Data entries:

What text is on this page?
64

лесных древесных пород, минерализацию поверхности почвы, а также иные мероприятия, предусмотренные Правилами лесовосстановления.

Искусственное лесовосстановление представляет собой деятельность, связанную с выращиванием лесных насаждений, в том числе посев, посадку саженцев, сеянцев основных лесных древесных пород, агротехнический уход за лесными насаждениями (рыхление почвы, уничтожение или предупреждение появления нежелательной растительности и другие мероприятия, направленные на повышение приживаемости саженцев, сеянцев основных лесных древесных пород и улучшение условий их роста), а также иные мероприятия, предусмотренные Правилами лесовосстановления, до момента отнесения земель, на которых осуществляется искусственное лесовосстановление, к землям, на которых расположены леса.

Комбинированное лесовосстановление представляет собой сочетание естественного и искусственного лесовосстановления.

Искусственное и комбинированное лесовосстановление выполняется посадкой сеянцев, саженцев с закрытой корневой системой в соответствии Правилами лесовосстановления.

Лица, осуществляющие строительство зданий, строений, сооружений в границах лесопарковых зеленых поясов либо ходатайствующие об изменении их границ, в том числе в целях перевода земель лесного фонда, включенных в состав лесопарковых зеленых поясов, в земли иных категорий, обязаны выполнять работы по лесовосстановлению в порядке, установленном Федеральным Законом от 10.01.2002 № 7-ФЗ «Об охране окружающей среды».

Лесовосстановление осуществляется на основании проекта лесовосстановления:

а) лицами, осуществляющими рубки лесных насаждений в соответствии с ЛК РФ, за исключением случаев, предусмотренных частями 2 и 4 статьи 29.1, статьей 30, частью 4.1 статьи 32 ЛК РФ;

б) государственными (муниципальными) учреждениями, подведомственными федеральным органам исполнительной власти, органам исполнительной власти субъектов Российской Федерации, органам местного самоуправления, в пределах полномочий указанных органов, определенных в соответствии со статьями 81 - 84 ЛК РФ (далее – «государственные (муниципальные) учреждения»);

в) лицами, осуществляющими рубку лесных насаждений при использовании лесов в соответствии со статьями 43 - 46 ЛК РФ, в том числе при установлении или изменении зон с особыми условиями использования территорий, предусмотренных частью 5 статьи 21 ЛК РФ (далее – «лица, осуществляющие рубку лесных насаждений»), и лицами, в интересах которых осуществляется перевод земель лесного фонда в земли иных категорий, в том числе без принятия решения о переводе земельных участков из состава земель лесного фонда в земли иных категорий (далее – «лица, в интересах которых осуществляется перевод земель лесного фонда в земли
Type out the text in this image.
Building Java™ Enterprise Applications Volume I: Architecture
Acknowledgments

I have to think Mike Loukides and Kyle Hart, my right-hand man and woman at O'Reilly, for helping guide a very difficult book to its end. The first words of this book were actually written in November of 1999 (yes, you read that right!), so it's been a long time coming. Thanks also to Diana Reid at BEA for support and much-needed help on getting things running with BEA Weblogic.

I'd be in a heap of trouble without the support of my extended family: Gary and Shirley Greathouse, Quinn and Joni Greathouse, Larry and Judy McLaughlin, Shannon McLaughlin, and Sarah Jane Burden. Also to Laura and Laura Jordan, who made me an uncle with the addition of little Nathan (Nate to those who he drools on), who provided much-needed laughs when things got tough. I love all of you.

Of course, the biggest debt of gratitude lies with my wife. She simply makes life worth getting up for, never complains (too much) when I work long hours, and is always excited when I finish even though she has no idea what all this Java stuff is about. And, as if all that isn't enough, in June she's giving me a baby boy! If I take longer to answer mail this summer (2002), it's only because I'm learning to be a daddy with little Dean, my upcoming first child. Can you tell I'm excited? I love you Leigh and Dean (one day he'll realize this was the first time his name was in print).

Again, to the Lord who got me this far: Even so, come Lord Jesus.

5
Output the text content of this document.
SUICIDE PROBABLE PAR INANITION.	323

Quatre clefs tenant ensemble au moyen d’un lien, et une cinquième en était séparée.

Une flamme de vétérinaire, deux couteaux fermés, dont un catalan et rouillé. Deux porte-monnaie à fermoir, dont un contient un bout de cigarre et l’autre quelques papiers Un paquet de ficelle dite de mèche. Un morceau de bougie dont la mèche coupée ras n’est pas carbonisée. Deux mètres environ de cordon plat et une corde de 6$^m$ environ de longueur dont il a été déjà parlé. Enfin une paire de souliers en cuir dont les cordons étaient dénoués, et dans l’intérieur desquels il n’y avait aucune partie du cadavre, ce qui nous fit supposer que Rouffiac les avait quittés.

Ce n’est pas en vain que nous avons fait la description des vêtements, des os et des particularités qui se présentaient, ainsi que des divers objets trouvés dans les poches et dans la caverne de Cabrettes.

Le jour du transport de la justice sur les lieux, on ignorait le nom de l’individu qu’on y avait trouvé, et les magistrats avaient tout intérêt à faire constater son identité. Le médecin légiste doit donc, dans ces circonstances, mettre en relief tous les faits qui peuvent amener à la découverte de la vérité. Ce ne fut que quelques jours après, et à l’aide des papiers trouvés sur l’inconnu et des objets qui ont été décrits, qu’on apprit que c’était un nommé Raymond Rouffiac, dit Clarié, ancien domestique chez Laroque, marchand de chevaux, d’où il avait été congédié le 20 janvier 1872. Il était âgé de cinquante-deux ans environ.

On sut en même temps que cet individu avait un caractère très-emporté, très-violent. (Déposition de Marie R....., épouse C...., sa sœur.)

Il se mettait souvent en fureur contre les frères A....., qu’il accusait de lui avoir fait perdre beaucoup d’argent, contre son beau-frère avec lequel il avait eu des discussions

▶ **Exercise prompt**
Determine the number of lines where the string "представляет" occurs, and give that number only.

▶ **Output for this task**
2